Short task. Will you give every entry again exactly as it stands?

Extracted records.
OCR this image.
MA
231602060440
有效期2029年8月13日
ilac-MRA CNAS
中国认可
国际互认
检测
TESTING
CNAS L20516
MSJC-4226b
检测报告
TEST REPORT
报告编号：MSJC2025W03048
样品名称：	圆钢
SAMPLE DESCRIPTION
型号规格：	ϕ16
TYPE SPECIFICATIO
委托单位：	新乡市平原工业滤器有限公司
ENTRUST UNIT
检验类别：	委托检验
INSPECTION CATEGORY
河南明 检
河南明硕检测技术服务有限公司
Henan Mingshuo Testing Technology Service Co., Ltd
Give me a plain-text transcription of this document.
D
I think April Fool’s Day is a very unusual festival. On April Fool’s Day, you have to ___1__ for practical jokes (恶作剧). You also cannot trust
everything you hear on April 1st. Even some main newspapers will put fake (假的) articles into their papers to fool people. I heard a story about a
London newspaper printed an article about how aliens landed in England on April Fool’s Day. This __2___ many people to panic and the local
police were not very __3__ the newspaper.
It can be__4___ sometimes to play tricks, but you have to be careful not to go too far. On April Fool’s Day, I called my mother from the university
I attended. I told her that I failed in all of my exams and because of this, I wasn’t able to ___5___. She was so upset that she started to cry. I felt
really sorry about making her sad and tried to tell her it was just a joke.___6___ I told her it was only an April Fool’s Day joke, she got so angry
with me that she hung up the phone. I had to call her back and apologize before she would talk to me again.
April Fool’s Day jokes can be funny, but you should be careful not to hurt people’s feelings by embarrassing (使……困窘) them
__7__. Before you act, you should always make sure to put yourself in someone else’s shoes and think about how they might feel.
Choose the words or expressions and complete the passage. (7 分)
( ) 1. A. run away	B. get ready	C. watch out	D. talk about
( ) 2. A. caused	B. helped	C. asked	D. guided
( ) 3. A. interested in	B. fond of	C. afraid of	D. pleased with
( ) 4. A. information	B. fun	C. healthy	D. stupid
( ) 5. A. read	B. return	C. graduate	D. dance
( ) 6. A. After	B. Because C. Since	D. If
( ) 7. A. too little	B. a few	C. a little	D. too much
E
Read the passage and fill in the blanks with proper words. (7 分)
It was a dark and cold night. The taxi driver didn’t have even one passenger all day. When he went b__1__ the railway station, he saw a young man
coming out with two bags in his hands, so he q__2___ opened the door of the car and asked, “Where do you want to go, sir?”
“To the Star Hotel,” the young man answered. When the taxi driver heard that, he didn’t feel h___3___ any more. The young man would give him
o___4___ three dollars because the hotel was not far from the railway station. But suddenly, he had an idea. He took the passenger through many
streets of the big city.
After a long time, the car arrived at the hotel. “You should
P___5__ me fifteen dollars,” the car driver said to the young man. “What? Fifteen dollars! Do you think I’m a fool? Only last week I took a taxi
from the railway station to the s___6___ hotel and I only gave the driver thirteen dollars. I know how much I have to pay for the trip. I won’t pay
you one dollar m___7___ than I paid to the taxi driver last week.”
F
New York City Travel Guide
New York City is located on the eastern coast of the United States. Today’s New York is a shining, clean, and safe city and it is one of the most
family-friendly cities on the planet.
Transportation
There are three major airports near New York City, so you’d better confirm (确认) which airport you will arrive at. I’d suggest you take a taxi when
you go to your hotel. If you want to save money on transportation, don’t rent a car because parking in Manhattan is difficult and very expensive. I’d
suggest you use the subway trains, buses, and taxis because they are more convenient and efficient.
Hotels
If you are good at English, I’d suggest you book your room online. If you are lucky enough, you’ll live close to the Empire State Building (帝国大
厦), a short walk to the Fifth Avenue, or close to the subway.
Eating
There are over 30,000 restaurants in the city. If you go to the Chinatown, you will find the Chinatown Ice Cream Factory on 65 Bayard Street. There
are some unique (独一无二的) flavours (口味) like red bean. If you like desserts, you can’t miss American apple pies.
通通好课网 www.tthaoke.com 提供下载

Result.
OCR this image.
MA
231602060440
有效期2029年8月13日
ilac-MRA CNAS
中国认可
国际互认
检测
TESTING
CNAS L20516
MSJC-4226b
检测报告
TEST REPORT
报告编号：MSJC2025W03048
样品名称：	圆钢
SAMPLE DESCRIPTION
型号规格：	ϕ16
TYPE SPECIFICATIO
委托单位：	新乡市平原工业滤器有限公司
ENTRUST UNIT
检验类别：	委托检验
INSPECTION CATEGORY
河南明 检
河南明硕检测技术服务有限公司
Henan Mingshuo Testing Technology Service Co., Ltd
Give me a plain-text transcription of this document.
D
I think April Fool’s Day is a very unusual festival. On April Fool’s Day, you have to ___1__ for practical jokes (恶作剧). You also cannot trust
everything you hear on April 1st. Even some main newspapers will put fake (假的) articles into their papers to fool people. I heard a story about a
London newspaper printed an article about how aliens landed in England on April Fool’s Day. This __2___ many people to panic and the local
police were not very __3__ the newspaper.
It can be__4___ sometimes to play tricks, but you have to be careful not to go too far. On April Fool’s Day, I called my mother from the university
I attended. I told her that I failed in all of my exams and because of this, I wasn’t able to ___5___. She was so upset that she started to cry. I felt
really sorry about making her sad and tried to tell her it was just a joke.___6___ I told her it was only an April Fool’s Day joke, she got so angry
with me that she hung up the phone. I had to call her back and apologize before she would talk to me again.
April Fool’s Day jokes can be funny, but you should be careful not to hurt people’s feelings by embarrassing (使……困窘) them
__7__. Before you act, you should always make sure to put yourself in someone else’s shoes and think about how they might feel.
Choose the words or expressions and complete the passage. (7 分)
( ) 1. A. run away	B. get ready	C. watch out	D. talk about
( ) 2. A. caused	B. helped	C. asked	D. guided
( ) 3. A. interested in	B. fond of	C. afraid of	D. pleased with
( ) 4. A. information	B. fun	C. healthy	D. stupid
( ) 5. A. read	B. return	C. graduate	D. dance
( ) 6. A. After	B. Because C. Since	D. If
( ) 7. A. too little	B. a few	C. a little	D. too much
E
Read the passage and fill in the blanks with proper words. (7 分)
It was a dark and cold night. The taxi driver didn’t have even one passenger all day. When he went b__1__ the railway station, he saw a young man
coming out with two bags in his hands, so he q__2___ opened the door of the car and asked, “Where do you want to go, sir?”
“To the Star Hotel,” the young man answered. When the taxi driver heard that, he didn’t feel h___3___ any more. The young man would give him
o___4___ three dollars because the hotel was not far from the railway station. But suddenly, he had an idea. He took the passenger through many
streets of the big city.
After a long time, the car arrived at the hotel. “You should
P___5__ me fifteen dollars,” the car driver said to the young man. “What? Fifteen dollars! Do you think I’m a fool? Only last week I took a taxi
from the railway station to the s___6___ hotel and I only gave the driver thirteen dollars. I know how much I have to pay for the trip. I won’t pay
you one dollar m___7___ than I paid to the taxi driver last week.”
F
New York City Travel Guide
New York City is located on the eastern coast of the United States. Today’s New York is a shining, clean, and safe city and it is one of the most
family-friendly cities on the planet.
Transportation
There are three major airports near New York City, so you’d better confirm (确认) which airport you will arrive at. I’d suggest you take a taxi when
you go to your hotel. If you want to save money on transportation, don’t rent a car because parking in Manhattan is difficult and very expensive. I’d
suggest you use the subway trains, buses, and taxis because they are more convenient and efficient.
Hotels
If you are good at English, I’d suggest you book your room online. If you are lucky enough, you’ll live close to the Empire State Building (帝国大
厦), a short walk to the Fifth Avenue, or close to the subway.
Eating
There are over 30,000 restaurants in the city. If you go to the Chinatown, you will find the Chinatown Ice Cream Factory on 65 Bayard Street. There
are some unique (独一无二的) flavours (口味) like red bean. If you like desserts, you can’t miss American apple pies.
通通好课网 www.tthaoke.com 提供下载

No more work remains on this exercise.